> [WHAT THE TASK ASKS]:
Quote all entries in full, exactly.

> [MATERIALS PROVIDED]:
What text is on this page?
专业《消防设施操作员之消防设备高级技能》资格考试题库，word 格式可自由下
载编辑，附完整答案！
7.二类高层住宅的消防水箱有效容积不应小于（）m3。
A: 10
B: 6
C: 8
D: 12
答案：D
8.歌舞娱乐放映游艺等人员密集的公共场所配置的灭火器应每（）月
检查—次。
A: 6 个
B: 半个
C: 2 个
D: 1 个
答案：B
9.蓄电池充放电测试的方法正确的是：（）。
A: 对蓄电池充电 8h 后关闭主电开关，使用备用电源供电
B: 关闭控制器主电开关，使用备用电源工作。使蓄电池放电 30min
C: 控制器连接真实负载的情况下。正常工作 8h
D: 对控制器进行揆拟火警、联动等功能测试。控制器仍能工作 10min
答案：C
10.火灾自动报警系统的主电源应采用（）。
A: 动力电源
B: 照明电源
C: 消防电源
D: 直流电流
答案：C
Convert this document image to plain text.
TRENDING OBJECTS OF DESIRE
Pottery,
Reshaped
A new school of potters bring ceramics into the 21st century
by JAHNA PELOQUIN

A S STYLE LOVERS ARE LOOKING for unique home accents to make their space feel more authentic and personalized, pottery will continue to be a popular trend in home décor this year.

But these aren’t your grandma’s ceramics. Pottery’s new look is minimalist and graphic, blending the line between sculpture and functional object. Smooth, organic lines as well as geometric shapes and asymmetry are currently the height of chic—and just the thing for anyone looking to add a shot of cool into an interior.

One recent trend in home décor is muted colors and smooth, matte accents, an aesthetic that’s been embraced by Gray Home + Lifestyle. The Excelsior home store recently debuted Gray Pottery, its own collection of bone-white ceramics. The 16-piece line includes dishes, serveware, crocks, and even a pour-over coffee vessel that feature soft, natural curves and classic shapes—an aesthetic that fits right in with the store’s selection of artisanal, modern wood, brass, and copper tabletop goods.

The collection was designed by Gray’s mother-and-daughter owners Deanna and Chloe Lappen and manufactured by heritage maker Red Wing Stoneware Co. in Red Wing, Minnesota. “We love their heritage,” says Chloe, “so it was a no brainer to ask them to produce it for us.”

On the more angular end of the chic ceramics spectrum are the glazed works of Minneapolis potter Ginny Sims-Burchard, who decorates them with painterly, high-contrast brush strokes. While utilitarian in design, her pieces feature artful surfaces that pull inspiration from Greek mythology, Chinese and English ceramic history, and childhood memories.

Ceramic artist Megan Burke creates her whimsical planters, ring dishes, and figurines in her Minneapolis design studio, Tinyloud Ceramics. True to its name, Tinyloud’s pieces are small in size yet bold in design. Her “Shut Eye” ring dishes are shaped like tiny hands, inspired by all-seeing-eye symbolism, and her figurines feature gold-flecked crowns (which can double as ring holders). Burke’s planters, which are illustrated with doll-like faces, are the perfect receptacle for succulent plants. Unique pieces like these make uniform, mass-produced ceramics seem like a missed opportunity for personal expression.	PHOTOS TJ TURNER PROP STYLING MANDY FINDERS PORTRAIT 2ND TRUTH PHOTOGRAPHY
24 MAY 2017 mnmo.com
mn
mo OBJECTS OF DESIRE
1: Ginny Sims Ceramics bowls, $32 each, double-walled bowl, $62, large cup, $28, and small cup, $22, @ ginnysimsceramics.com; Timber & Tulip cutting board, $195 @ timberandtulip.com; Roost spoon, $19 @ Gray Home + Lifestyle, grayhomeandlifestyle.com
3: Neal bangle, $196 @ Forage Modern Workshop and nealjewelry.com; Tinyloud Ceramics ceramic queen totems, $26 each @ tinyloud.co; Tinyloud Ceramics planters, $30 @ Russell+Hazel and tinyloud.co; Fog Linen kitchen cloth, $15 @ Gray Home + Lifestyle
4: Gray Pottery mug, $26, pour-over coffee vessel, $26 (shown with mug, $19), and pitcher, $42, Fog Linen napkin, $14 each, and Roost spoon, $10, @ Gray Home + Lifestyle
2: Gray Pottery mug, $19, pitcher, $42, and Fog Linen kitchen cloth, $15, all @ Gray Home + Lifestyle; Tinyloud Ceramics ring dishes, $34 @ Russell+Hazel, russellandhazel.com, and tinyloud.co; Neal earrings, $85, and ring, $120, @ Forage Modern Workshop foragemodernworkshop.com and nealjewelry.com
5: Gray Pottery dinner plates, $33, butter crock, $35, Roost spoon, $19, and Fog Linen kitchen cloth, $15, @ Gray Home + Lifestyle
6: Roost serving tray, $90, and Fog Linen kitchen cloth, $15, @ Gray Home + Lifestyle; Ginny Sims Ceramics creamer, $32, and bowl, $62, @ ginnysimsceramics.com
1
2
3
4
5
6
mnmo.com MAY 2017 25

> [TASK SOLUTION]:
What text is on this page?
专业《消防设施操作员之消防设备高级技能》资格考试题库，word 格式可自由下
载编辑，附完整答案！
7.二类高层住宅的消防水箱有效容积不应小于（）m3。
A: 10
B: 6
C: 8
D: 12
答案：D
8.歌舞娱乐放映游艺等人员密集的公共场所配置的灭火器应每（）月
检查—次。
A: 6 个
B: 半个
C: 2 个
D: 1 个
答案：B
9.蓄电池充放电测试的方法正确的是：（）。
A: 对蓄电池充电 8h 后关闭主电开关，使用备用电源供电
B: 关闭控制器主电开关，使用备用电源工作。使蓄电池放电 30min
C: 控制器连接真实负载的情况下。正常工作 8h
D: 对控制器进行揆拟火警、联动等功能测试。控制器仍能工作 10min
答案：C
10.火灾自动报警系统的主电源应采用（）。
A: 动力电源
B: 照明电源
C: 消防电源
D: 直流电流
答案：C
Convert this document image to plain text.
TRENDING OBJECTS OF DESIRE
Pottery,
Reshaped
A new school of potters bring ceramics into the 21st century
by JAHNA PELOQUIN

A S STYLE LOVERS ARE LOOKING for unique home accents to make their space feel more authentic and personalized, pottery will continue to be a popular trend in home décor this year.

But these aren’t your grandma’s ceramics. Pottery’s new look is minimalist and graphic, blending the line between sculpture and functional object. Smooth, organic lines as well as geometric shapes and asymmetry are currently the height of chic—and just the thing for anyone looking to add a shot of cool into an interior.

One recent trend in home décor is muted colors and smooth, matte accents, an aesthetic that’s been embraced by Gray Home + Lifestyle. The Excelsior home store recently debuted Gray Pottery, its own collection of bone-white ceramics. The 16-piece line includes dishes, serveware, crocks, and even a pour-over coffee vessel that feature soft, natural curves and classic shapes—an aesthetic that fits right in with the store’s selection of artisanal, modern wood, brass, and copper tabletop goods.

The collection was designed by Gray’s mother-and-daughter owners Deanna and Chloe Lappen and manufactured by heritage maker Red Wing Stoneware Co. in Red Wing, Minnesota. “We love their heritage,” says Chloe, “so it was a no brainer to ask them to produce it for us.”

On the more angular end of the chic ceramics spectrum are the glazed works of Minneapolis potter Ginny Sims-Burchard, who decorates them with painterly, high-contrast brush strokes. While utilitarian in design, her pieces feature artful surfaces that pull inspiration from Greek mythology, Chinese and English ceramic history, and childhood memories.

Ceramic artist Megan Burke creates her whimsical planters, ring dishes, and figurines in her Minneapolis design studio, Tinyloud Ceramics. True to its name, Tinyloud’s pieces are small in size yet bold in design. Her “Shut Eye” ring dishes are shaped like tiny hands, inspired by all-seeing-eye symbolism, and her figurines feature gold-flecked crowns (which can double as ring holders). Burke’s planters, which are illustrated with doll-like faces, are the perfect receptacle for succulent plants. Unique pieces like these make uniform, mass-produced ceramics seem like a missed opportunity for personal expression.	PHOTOS TJ TURNER PROP STYLING MANDY FINDERS PORTRAIT 2ND TRUTH PHOTOGRAPHY
24 MAY 2017 mnmo.com
mn
mo OBJECTS OF DESIRE
1: Ginny Sims Ceramics bowls, $32 each, double-walled bowl, $62, large cup, $28, and small cup, $22, @ ginnysimsceramics.com; Timber & Tulip cutting board, $195 @ timberandtulip.com; Roost spoon, $19 @ Gray Home + Lifestyle, grayhomeandlifestyle.com
3: Neal bangle, $196 @ Forage Modern Workshop and nealjewelry.com; Tinyloud Ceramics ceramic queen totems, $26 each @ tinyloud.co; Tinyloud Ceramics planters, $30 @ Russell+Hazel and tinyloud.co; Fog Linen kitchen cloth, $15 @ Gray Home + Lifestyle
4: Gray Pottery mug, $26, pour-over coffee vessel, $26 (shown with mug, $19), and pitcher, $42, Fog Linen napkin, $14 each, and Roost spoon, $10, @ Gray Home + Lifestyle
2: Gray Pottery mug, $19, pitcher, $42, and Fog Linen kitchen cloth, $15, all @ Gray Home + Lifestyle; Tinyloud Ceramics ring dishes, $34 @ Russell+Hazel, russellandhazel.com, and tinyloud.co; Neal earrings, $85, and ring, $120, @ Forage Modern Workshop foragemodernworkshop.com and nealjewelry.com
5: Gray Pottery dinner plates, $33, butter crock, $35, Roost spoon, $19, and Fog Linen kitchen cloth, $15, @ Gray Home + Lifestyle
6: Roost serving tray, $90, and Fog Linen kitchen cloth, $15, @ Gray Home + Lifestyle; Ginny Sims Ceramics creamer, $32, and bowl, $62, @ ginnysimsceramics.com
1
2
3
4
5
6
mnmo.com MAY 2017 25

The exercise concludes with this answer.